Available records:

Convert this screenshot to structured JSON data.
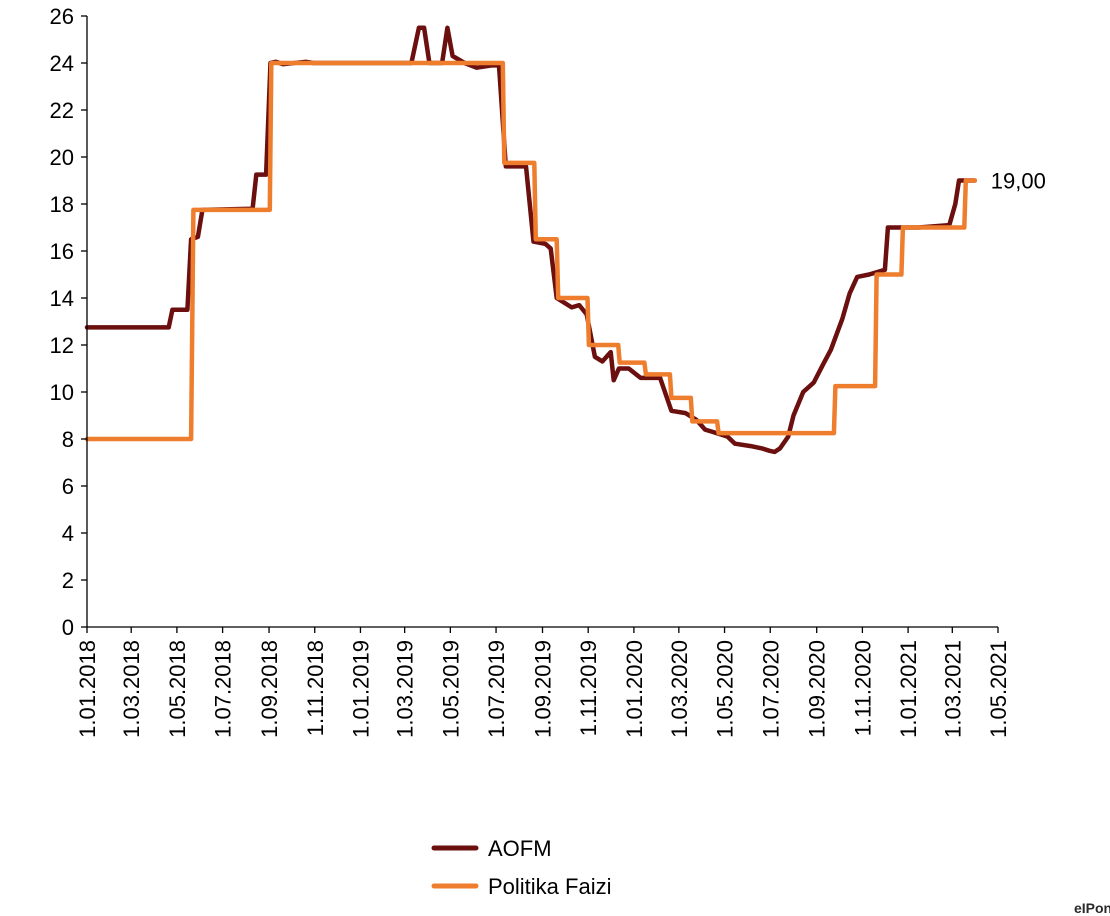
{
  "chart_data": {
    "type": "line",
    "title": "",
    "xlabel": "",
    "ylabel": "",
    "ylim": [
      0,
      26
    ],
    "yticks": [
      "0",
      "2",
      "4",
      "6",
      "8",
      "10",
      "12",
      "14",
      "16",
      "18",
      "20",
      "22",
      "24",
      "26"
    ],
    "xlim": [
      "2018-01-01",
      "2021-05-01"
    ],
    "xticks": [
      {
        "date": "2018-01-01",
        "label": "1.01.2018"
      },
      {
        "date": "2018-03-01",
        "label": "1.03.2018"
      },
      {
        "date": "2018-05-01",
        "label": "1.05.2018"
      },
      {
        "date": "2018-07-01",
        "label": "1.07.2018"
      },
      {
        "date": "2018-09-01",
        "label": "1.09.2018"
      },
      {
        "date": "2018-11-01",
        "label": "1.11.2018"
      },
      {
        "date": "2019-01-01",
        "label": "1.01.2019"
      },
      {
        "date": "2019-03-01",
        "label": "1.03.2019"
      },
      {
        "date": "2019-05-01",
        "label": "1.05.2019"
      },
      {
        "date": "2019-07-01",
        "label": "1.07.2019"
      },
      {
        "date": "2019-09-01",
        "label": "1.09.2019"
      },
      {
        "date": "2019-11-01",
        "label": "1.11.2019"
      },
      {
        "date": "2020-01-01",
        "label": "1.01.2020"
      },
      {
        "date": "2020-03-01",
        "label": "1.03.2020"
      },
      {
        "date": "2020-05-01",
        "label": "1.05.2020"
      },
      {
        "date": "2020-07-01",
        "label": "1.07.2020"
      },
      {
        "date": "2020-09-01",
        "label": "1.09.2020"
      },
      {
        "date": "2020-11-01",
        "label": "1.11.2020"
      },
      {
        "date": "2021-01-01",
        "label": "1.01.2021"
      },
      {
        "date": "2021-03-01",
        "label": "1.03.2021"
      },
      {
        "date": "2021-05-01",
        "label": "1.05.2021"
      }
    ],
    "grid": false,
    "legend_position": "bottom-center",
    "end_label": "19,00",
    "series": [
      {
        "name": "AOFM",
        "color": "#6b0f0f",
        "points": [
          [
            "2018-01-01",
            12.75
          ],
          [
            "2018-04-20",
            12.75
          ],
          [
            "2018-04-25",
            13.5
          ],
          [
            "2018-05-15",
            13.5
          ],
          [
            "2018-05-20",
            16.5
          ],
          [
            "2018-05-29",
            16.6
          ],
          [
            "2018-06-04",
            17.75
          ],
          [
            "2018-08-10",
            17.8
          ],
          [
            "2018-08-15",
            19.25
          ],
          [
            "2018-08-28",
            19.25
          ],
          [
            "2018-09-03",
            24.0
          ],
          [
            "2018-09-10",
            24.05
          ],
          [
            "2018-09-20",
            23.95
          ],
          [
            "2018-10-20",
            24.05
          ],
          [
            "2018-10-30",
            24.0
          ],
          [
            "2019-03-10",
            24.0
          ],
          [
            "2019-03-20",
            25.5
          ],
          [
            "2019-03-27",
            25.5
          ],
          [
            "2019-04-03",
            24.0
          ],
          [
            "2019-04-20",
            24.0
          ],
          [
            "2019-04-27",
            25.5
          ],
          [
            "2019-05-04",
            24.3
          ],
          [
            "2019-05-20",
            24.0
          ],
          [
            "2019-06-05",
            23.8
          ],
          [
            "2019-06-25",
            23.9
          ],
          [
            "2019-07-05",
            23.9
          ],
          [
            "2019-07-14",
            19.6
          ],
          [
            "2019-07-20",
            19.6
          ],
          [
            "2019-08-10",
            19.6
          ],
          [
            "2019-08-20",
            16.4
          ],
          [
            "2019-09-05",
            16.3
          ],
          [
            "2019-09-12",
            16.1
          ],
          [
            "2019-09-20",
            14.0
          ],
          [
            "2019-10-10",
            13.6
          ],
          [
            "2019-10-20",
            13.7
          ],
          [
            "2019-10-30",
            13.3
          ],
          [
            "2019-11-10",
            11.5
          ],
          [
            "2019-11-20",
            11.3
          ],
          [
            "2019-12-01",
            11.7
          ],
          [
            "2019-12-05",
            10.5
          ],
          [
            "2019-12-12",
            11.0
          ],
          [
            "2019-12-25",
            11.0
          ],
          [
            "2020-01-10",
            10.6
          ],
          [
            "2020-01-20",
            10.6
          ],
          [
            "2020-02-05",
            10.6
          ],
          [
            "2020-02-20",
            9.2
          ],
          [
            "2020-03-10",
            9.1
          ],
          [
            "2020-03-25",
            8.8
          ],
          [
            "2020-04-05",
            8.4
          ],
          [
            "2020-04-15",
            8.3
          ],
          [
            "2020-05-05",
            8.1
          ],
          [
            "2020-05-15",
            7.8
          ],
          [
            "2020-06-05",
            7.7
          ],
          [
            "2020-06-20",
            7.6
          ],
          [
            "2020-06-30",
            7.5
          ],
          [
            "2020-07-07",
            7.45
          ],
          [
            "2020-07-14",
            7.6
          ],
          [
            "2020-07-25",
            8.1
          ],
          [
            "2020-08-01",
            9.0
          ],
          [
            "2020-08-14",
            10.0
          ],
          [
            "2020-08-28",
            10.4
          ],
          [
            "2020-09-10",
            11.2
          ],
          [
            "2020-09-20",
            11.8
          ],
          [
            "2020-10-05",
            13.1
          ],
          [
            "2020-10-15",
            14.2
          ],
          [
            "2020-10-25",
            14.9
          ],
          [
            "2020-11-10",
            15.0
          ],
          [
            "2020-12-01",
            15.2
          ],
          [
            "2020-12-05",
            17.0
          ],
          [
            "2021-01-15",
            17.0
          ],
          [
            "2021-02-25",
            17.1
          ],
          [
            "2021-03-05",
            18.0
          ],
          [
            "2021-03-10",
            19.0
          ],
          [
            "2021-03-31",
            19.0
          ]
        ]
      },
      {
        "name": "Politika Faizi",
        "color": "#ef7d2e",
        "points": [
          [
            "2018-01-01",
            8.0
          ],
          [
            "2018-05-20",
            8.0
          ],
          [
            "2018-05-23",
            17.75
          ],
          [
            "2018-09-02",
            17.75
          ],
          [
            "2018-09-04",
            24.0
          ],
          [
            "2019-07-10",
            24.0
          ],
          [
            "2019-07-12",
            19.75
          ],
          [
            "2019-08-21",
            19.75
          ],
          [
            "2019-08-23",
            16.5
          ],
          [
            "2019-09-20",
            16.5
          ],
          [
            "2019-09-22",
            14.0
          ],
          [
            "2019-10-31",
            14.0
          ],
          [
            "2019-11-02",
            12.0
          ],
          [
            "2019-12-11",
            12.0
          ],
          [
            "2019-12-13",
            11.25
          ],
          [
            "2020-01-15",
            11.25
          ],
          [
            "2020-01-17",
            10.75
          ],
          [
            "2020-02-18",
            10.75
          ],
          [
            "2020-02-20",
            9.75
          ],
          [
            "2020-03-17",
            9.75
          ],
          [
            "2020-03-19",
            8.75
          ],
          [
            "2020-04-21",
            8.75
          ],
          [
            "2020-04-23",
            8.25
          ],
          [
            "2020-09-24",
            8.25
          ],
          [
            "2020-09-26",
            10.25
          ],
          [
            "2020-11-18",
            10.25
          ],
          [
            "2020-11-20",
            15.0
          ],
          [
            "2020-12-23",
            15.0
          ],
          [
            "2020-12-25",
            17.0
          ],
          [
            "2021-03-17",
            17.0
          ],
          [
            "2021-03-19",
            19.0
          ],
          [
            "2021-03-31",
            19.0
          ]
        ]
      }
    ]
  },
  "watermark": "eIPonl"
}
* * *
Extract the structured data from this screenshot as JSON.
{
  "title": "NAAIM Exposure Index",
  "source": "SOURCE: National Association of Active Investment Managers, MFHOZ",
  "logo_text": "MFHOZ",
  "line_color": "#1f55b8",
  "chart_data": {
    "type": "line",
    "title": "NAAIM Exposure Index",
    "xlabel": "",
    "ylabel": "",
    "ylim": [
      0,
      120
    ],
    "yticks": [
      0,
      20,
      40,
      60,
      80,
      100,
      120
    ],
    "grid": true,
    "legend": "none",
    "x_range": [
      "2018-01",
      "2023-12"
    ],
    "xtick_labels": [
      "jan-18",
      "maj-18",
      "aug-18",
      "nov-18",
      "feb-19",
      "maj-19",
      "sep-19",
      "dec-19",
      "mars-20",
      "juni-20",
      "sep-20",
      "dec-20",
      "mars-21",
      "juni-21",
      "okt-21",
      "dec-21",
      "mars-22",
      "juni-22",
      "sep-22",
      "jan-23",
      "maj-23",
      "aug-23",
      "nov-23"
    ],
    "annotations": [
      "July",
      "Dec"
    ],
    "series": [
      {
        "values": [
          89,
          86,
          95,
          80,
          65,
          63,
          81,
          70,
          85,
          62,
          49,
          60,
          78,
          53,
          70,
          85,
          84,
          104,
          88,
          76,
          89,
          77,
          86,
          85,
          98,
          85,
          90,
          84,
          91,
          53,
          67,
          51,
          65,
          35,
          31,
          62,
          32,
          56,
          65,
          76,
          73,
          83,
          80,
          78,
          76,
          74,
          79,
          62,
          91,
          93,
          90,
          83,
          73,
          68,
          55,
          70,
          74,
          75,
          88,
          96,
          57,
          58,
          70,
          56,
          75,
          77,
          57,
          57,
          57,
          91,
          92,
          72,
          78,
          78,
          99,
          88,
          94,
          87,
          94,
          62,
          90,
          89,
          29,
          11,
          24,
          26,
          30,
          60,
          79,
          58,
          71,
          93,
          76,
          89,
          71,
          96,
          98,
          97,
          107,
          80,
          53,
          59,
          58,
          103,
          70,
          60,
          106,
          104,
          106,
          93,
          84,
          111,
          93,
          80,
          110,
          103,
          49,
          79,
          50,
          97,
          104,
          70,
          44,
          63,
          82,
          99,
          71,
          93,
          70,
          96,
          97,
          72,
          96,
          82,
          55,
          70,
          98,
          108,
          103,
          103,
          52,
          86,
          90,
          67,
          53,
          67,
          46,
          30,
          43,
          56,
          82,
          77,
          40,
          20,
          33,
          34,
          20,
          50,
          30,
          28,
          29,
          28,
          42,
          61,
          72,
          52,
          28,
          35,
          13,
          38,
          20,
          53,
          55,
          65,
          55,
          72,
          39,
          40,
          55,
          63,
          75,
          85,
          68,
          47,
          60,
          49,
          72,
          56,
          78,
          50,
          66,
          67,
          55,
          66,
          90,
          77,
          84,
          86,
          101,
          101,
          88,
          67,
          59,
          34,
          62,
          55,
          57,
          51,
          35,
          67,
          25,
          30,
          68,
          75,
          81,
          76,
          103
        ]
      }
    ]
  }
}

Exercise task: Scan the listing above and copy all lines containing the word "Index".

The response:
  "title": "NAAIM Exposure Index",
    "title": "NAAIM Exposure Index",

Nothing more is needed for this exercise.